>>>

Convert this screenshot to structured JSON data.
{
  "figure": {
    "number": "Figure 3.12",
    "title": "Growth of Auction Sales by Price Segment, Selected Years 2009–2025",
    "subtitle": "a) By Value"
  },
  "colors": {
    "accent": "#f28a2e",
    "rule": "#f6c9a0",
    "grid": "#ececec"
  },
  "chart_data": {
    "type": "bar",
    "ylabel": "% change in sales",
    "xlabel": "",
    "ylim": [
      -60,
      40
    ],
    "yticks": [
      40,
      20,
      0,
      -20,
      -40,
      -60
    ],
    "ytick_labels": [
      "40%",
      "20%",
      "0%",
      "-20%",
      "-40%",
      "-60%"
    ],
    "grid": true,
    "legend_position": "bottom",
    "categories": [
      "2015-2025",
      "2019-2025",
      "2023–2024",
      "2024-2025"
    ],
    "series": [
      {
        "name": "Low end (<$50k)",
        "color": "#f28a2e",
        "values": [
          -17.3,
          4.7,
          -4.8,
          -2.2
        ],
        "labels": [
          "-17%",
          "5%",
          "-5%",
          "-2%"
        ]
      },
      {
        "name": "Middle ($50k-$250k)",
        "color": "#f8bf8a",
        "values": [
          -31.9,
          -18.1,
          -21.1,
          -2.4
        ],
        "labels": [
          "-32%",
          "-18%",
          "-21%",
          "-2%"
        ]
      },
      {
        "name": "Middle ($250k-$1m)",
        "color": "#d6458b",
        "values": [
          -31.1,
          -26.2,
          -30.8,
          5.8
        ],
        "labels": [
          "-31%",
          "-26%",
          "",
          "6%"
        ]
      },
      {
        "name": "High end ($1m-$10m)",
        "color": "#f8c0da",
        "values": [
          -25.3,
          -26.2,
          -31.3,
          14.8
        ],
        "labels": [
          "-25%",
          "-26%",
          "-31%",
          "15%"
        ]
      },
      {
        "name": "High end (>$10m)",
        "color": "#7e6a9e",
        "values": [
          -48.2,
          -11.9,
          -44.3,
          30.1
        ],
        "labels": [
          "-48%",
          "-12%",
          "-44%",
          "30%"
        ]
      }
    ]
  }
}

<<<

▶ [Directions for this task] From the entries above, collect every line with the string "name" in it.

▶ [The response]
        "name": "Low end (<$50k)",
        "name": "Middle ($50k-$250k)",
        "name": "Middle ($250k-$1m)",
        "name": "High end ($1m-$10m)",
        "name": "High end (>$10m)",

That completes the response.